— BEGIN The input —

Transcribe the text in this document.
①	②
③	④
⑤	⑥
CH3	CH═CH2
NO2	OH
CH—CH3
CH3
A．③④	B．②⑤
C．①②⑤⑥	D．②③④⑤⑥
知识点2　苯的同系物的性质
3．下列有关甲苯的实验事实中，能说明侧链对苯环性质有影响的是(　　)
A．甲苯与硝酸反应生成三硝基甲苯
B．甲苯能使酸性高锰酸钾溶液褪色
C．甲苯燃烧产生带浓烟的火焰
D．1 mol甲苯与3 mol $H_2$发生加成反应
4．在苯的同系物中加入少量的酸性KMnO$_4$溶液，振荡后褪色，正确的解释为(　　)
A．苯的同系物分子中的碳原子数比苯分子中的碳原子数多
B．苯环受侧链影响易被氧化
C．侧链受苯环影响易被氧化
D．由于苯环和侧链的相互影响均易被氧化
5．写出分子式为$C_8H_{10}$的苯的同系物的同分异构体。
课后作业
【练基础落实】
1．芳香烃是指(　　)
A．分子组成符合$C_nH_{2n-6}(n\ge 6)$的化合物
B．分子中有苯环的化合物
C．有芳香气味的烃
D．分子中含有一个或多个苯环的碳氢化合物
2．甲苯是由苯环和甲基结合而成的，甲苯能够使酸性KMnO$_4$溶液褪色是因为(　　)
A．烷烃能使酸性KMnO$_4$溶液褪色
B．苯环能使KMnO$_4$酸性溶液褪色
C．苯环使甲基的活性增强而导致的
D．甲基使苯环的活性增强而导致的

— END The input —
— BEGIN The input —

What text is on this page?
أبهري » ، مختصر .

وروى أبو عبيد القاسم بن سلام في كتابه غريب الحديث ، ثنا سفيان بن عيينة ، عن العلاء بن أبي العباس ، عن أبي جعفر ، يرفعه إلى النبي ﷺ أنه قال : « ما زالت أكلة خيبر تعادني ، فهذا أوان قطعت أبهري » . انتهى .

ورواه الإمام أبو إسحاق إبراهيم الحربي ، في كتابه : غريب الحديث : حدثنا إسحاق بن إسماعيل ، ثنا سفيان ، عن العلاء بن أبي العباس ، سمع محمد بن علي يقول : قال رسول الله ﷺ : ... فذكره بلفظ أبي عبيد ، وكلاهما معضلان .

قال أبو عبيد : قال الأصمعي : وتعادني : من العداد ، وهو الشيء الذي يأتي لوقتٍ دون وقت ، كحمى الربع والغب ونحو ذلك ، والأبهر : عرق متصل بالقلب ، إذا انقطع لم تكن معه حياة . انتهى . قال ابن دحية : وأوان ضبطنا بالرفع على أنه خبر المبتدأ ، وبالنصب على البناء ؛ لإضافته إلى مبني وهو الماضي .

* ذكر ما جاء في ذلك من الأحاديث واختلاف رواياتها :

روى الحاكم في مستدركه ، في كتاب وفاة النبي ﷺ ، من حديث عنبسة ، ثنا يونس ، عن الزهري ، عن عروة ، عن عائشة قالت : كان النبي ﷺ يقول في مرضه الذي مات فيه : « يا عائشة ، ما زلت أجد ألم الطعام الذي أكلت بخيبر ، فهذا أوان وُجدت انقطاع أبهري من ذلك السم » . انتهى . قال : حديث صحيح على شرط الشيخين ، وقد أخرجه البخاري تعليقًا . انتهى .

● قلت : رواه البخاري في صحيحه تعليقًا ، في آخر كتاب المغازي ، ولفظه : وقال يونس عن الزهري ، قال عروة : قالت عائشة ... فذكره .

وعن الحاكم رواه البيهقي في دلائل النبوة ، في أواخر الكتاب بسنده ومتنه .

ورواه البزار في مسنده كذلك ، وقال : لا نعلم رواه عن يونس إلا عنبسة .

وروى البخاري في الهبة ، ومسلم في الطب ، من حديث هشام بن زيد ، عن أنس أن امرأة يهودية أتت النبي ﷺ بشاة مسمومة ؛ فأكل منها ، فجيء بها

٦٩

— END The input —

## Exercise directions
Lines that include the word "وقال" — how many are there in the data? Answer with the number alone.

## Reply
2